WRITTEN REQUEST>
Locate the word "Condición" in the material, then show every line that holds it.

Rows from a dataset
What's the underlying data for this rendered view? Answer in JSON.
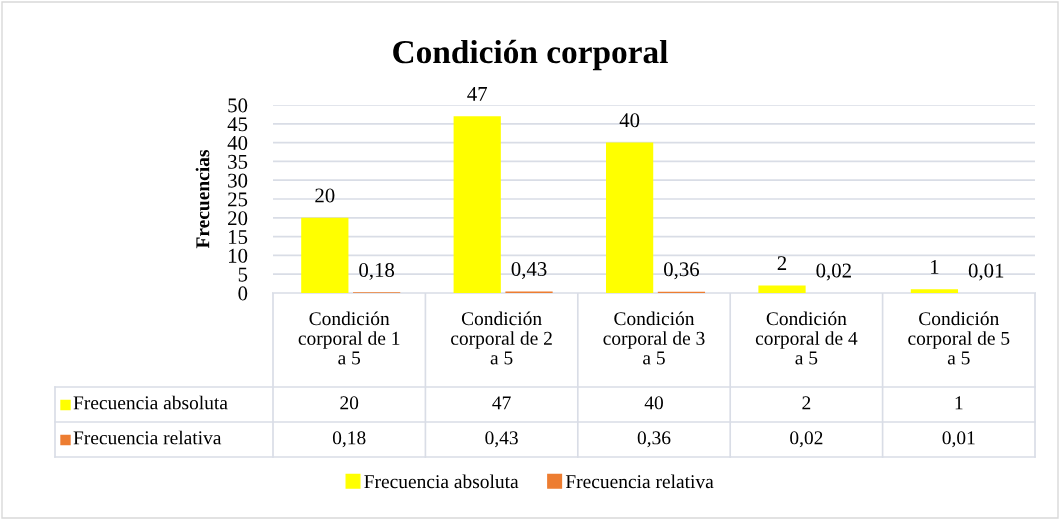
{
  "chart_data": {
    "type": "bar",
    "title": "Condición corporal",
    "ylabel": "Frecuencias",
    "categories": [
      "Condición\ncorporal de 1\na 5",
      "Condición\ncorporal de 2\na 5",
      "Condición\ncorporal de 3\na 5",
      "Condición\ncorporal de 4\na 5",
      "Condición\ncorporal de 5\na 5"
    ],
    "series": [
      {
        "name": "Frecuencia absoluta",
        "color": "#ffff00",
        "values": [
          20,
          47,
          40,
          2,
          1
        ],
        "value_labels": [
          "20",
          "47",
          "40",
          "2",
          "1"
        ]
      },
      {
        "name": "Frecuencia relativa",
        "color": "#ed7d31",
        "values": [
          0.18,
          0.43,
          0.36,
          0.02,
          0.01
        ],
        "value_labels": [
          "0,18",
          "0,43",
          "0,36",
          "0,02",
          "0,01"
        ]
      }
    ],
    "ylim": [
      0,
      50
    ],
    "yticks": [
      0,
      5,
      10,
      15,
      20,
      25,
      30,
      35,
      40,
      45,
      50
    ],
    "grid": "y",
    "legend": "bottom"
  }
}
---
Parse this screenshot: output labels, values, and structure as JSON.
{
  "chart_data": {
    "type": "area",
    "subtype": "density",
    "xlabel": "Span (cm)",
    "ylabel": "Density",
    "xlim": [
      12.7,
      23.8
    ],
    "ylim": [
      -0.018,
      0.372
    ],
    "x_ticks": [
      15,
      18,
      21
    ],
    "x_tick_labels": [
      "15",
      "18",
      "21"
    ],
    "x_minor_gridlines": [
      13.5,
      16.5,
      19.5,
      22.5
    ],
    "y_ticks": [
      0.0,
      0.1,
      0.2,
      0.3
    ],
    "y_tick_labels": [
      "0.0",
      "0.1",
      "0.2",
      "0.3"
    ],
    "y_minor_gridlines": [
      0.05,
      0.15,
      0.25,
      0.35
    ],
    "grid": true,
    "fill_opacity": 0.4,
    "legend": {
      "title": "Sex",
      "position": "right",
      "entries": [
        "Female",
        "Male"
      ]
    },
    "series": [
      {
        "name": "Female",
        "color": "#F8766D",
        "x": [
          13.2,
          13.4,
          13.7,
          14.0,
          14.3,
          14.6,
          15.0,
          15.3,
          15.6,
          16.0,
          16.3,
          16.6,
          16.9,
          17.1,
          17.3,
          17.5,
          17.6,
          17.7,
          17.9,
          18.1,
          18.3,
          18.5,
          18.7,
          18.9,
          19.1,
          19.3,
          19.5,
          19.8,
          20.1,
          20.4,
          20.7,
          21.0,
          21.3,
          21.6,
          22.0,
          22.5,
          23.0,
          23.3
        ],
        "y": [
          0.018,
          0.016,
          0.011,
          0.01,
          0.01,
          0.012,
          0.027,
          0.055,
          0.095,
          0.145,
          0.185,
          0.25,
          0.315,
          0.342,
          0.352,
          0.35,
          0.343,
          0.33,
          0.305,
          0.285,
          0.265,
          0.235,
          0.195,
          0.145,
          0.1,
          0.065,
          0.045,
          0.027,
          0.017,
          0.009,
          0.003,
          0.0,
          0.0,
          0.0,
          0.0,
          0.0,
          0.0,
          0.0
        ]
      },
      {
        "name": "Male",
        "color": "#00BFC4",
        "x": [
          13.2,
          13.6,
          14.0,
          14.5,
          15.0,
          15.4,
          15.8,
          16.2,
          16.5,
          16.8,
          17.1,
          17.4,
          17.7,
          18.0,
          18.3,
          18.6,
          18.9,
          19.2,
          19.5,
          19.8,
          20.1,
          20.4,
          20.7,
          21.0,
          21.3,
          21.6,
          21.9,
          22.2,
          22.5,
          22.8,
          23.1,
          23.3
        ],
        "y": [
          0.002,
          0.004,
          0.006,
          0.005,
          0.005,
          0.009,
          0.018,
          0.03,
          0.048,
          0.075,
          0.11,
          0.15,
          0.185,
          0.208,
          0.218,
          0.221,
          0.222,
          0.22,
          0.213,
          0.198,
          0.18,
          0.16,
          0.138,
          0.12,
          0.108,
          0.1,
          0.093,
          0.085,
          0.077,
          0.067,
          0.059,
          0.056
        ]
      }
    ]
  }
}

EXERCISE RESULT>
    "title": "Condición corporal",
      "Condición\ncorporal de 1\na 5",
      "Condición\ncorporal de 2\na 5",
      "Condición\ncorporal de 3\na 5",
      "Condición\ncorporal de 4\na 5",
      "Condición\ncorporal de 5\na 5"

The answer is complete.